Present the data once more in exactly its original form.
BEGIN INPUT ROWS
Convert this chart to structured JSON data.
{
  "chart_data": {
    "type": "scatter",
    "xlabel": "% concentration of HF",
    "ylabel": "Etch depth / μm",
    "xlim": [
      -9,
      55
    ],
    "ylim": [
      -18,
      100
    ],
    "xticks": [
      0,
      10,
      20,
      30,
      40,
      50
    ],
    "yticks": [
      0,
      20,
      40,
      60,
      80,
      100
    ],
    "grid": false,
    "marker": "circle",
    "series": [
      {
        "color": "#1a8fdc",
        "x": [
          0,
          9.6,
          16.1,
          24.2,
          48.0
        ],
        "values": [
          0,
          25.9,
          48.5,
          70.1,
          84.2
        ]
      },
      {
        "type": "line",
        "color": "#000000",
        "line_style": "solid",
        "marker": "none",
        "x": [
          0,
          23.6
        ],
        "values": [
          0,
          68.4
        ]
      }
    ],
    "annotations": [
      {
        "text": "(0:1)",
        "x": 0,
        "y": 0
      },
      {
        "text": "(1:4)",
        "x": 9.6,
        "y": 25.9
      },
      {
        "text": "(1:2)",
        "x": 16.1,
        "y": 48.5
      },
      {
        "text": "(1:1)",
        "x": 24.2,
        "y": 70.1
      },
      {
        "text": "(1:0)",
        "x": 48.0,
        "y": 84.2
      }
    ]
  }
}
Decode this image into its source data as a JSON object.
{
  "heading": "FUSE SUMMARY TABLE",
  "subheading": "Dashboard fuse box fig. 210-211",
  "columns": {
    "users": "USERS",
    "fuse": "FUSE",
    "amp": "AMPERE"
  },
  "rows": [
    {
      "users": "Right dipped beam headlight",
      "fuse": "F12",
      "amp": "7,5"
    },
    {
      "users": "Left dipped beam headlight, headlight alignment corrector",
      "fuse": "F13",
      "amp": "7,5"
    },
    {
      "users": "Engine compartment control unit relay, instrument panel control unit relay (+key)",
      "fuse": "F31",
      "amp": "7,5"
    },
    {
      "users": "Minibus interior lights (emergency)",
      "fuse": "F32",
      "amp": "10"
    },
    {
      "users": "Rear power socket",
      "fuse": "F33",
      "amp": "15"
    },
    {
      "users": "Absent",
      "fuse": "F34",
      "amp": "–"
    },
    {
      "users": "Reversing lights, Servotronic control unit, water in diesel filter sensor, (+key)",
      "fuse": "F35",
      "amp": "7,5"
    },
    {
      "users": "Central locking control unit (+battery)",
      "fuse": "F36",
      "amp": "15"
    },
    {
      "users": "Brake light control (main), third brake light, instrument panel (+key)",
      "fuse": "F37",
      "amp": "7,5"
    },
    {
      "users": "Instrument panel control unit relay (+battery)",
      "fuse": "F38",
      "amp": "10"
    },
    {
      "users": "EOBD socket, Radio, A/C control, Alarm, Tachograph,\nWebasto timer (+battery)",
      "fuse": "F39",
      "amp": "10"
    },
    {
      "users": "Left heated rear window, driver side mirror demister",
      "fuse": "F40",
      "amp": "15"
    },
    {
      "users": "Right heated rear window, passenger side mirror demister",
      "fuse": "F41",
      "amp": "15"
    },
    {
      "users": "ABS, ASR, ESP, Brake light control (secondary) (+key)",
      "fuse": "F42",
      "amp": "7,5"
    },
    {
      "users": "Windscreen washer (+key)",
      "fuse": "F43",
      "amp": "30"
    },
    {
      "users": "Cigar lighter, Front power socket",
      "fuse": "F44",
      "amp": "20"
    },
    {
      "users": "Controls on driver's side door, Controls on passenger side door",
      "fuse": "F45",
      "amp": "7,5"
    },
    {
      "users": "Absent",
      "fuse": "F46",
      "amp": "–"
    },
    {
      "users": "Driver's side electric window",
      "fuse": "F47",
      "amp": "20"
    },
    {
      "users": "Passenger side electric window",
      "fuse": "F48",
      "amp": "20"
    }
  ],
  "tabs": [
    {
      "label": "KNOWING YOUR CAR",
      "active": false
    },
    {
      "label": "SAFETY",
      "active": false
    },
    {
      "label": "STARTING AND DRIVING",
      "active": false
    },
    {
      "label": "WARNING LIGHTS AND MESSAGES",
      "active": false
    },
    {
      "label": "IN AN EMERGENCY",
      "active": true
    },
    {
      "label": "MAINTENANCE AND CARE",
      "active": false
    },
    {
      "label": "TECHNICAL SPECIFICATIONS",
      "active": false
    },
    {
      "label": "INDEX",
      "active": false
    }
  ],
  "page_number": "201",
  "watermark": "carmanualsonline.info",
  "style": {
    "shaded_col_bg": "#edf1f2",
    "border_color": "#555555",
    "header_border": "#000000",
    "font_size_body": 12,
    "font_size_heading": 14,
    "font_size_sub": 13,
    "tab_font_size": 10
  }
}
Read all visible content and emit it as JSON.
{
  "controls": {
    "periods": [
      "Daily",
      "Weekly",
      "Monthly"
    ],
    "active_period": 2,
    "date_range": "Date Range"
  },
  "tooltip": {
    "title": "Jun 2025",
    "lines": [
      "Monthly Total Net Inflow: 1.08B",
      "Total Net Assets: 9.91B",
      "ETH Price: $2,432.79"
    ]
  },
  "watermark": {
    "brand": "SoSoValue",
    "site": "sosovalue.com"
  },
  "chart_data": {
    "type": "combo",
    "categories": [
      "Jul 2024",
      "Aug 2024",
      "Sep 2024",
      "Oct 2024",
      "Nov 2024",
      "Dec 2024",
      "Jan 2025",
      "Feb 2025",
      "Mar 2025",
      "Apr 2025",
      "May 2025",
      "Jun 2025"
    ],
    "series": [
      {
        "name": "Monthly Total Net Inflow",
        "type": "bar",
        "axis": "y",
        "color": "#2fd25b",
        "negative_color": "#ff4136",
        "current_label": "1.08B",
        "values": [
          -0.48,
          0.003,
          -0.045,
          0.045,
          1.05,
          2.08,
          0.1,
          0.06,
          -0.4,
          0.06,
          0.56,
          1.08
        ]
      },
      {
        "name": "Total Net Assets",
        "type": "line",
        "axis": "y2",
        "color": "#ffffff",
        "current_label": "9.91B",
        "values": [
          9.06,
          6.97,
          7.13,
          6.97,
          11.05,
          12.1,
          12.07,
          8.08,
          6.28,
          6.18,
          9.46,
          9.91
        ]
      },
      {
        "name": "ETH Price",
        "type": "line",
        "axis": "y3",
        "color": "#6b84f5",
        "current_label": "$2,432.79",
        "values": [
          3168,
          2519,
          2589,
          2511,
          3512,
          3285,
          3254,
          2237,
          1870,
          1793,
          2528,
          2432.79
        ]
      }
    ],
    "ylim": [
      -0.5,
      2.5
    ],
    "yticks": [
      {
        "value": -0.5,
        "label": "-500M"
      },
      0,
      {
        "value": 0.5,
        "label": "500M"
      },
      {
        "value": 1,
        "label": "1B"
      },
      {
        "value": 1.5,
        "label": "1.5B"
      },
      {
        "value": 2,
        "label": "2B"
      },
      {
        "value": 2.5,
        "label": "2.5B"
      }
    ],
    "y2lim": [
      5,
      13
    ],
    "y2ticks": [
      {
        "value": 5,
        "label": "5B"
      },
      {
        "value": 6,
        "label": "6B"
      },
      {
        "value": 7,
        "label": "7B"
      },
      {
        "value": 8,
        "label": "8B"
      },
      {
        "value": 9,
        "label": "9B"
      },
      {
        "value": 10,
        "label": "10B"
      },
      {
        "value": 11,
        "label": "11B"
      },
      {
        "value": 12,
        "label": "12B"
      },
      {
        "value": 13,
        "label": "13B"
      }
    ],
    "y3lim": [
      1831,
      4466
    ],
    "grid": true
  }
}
END INPUT ROWS
# [TASK OUTPUT]
Convert this chart to structured JSON data.
{
  "chart_data": {
    "type": "scatter",
    "xlabel": "% concentration of HF",
    "ylabel": "Etch depth / μm",
    "xlim": [
      -9,
      55
    ],
    "ylim": [
      -18,
      100
    ],
    "xticks": [
      0,
      10,
      20,
      30,
      40,
      50
    ],
    "yticks": [
      0,
      20,
      40,
      60,
      80,
      100
    ],
    "grid": false,
    "marker": "circle",
    "series": [
      {
        "color": "#1a8fdc",
        "x": [
          0,
          9.6,
          16.1,
          24.2,
          48.0
        ],
        "values": [
          0,
          25.9,
          48.5,
          70.1,
          84.2
        ]
      },
      {
        "type": "line",
        "color": "#000000",
        "line_style": "solid",
        "marker": "none",
        "x": [
          0,
          23.6
        ],
        "values": [
          0,
          68.4
        ]
      }
    ],
    "annotations": [
      {
        "text": "(0:1)",
        "x": 0,
        "y": 0
      },
      {
        "text": "(1:4)",
        "x": 9.6,
        "y": 25.9
      },
      {
        "text": "(1:2)",
        "x": 16.1,
        "y": 48.5
      },
      {
        "text": "(1:1)",
        "x": 24.2,
        "y": 70.1
      },
      {
        "text": "(1:0)",
        "x": 48.0,
        "y": 84.2
      }
    ]
  }
}
Decode this image into its source data as a JSON object.
{
  "heading": "FUSE SUMMARY TABLE",
  "subheading": "Dashboard fuse box fig. 210-211",
  "columns": {
    "users": "USERS",
    "fuse": "FUSE",
    "amp": "AMPERE"
  },
  "rows": [
    {
      "users": "Right dipped beam headlight",
      "fuse": "F12",
      "amp": "7,5"
    },
    {
      "users": "Left dipped beam headlight, headlight alignment corrector",
      "fuse": "F13",
      "amp": "7,5"
    },
    {
      "users": "Engine compartment control unit relay, instrument panel control unit relay (+key)",
      "fuse": "F31",
      "amp": "7,5"
    },
    {
      "users": "Minibus interior lights (emergency)",
      "fuse": "F32",
      "amp": "10"
    },
    {
      "users": "Rear power socket",
      "fuse": "F33",
      "amp": "15"
    },
    {
      "users": "Absent",
      "fuse": "F34",
      "amp": "–"
    },
    {
      "users": "Reversing lights, Servotronic control unit, water in diesel filter sensor, (+key)",
      "fuse": "F35",
      "amp": "7,5"
    },
    {
      "users": "Central locking control unit (+battery)",
      "fuse": "F36",
      "amp": "15"
    },
    {
      "users": "Brake light control (main), third brake light, instrument panel (+key)",
      "fuse": "F37",
      "amp": "7,5"
    },
    {
      "users": "Instrument panel control unit relay (+battery)",
      "fuse": "F38",
      "amp": "10"
    },
    {
      "users": "EOBD socket, Radio, A/C control, Alarm, Tachograph,\nWebasto timer (+battery)",
      "fuse": "F39",
      "amp": "10"
    },
    {
      "users": "Left heated rear window, driver side mirror demister",
      "fuse": "F40",
      "amp": "15"
    },
    {
      "users": "Right heated rear window, passenger side mirror demister",
      "fuse": "F41",
      "amp": "15"
    },
    {
      "users": "ABS, ASR, ESP, Brake light control (secondary) (+key)",
      "fuse": "F42",
      "amp": "7,5"
    },
    {
      "users": "Windscreen washer (+key)",
      "fuse": "F43",
      "amp": "30"
    },
    {
      "users": "Cigar lighter, Front power socket",
      "fuse": "F44",
      "amp": "20"
    },
    {
      "users": "Controls on driver's side door, Controls on passenger side door",
      "fuse": "F45",
      "amp": "7,5"
    },
    {
      "users": "Absent",
      "fuse": "F46",
      "amp": "–"
    },
    {
      "users": "Driver's side electric window",
      "fuse": "F47",
      "amp": "20"
    },
    {
      "users": "Passenger side electric window",
      "fuse": "F48",
      "amp": "20"
    }
  ],
  "tabs": [
    {
      "label": "KNOWING YOUR CAR",
      "active": false
    },
    {
      "label": "SAFETY",
      "active": false
    },
    {
      "label": "STARTING AND DRIVING",
      "active": false
    },
    {
      "label": "WARNING LIGHTS AND MESSAGES",
      "active": false
    },
    {
      "label": "IN AN EMERGENCY",
      "active": true
    },
    {
      "label": "MAINTENANCE AND CARE",
      "active": false
    },
    {
      "label": "TECHNICAL SPECIFICATIONS",
      "active": false
    },
    {
      "label": "INDEX",
      "active": false
    }
  ],
  "page_number": "201",
  "watermark": "carmanualsonline.info",
  "style": {
    "shaded_col_bg": "#edf1f2",
    "border_color": "#555555",
    "header_border": "#000000",
    "font_size_body": 12,
    "font_size_heading": 14,
    "font_size_sub": 13,
    "tab_font_size": 10
  }
}
Read all visible content and emit it as JSON.
{
  "controls": {
    "periods": [
      "Daily",
      "Weekly",
      "Monthly"
    ],
    "active_period": 2,
    "date_range": "Date Range"
  },
  "tooltip": {
    "title": "Jun 2025",
    "lines": [
      "Monthly Total Net Inflow: 1.08B",
      "Total Net Assets: 9.91B",
      "ETH Price: $2,432.79"
    ]
  },
  "watermark": {
    "brand": "SoSoValue",
    "site": "sosovalue.com"
  },
  "chart_data": {
    "type": "combo",
    "categories": [
      "Jul 2024",
      "Aug 2024",
      "Sep 2024",
      "Oct 2024",
      "Nov 2024",
      "Dec 2024",
      "Jan 2025",
      "Feb 2025",
      "Mar 2025",
      "Apr 2025",
      "May 2025",
      "Jun 2025"
    ],
    "series": [
      {
        "name": "Monthly Total Net Inflow",
        "type": "bar",
        "axis": "y",
        "color": "#2fd25b",
        "negative_color": "#ff4136",
        "current_label": "1.08B",
        "values": [
          -0.48,
          0.003,
          -0.045,
          0.045,
          1.05,
          2.08,
          0.1,
          0.06,
          -0.4,
          0.06,
          0.56,
          1.08
        ]
      },
      {
        "name": "Total Net Assets",
        "type": "line",
        "axis": "y2",
        "color": "#ffffff",
        "current_label": "9.91B",
        "values": [
          9.06,
          6.97,
          7.13,
          6.97,
          11.05,
          12.1,
          12.07,
          8.08,
          6.28,
          6.18,
          9.46,
          9.91
        ]
      },
      {
        "name": "ETH Price",
        "type": "line",
        "axis": "y3",
        "color": "#6b84f5",
        "current_label": "$2,432.79",
        "values": [
          3168,
          2519,
          2589,
          2511,
          3512,
          3285,
          3254,
          2237,
          1870,
          1793,
          2528,
          2432.79
        ]
      }
    ],
    "ylim": [
      -0.5,
      2.5
    ],
    "yticks": [
      {
        "value": -0.5,
        "label": "-500M"
      },
      0,
      {
        "value": 0.5,
        "label": "500M"
      },
      {
        "value": 1,
        "label": "1B"
      },
      {
        "value": 1.5,
        "label": "1.5B"
      },
      {
        "value": 2,
        "label": "2B"
      },
      {
        "value": 2.5,
        "label": "2.5B"
      }
    ],
    "y2lim": [
      5,
      13
    ],
    "y2ticks": [
      {
        "value": 5,
        "label": "5B"
      },
      {
        "value": 6,
        "label": "6B"
      },
      {
        "value": 7,
        "label": "7B"
      },
      {
        "value": 8,
        "label": "8B"
      },
      {
        "value": 9,
        "label": "9B"
      },
      {
        "value": 10,
        "label": "10B"
      },
      {
        "value": 11,
        "label": "11B"
      },
      {
        "value": 12,
        "label": "12B"
      },
      {
        "value": 13,
        "label": "13B"
      }
    ],
    "y3lim": [
      1831,
      4466
    ],
    "grid": true
  }
}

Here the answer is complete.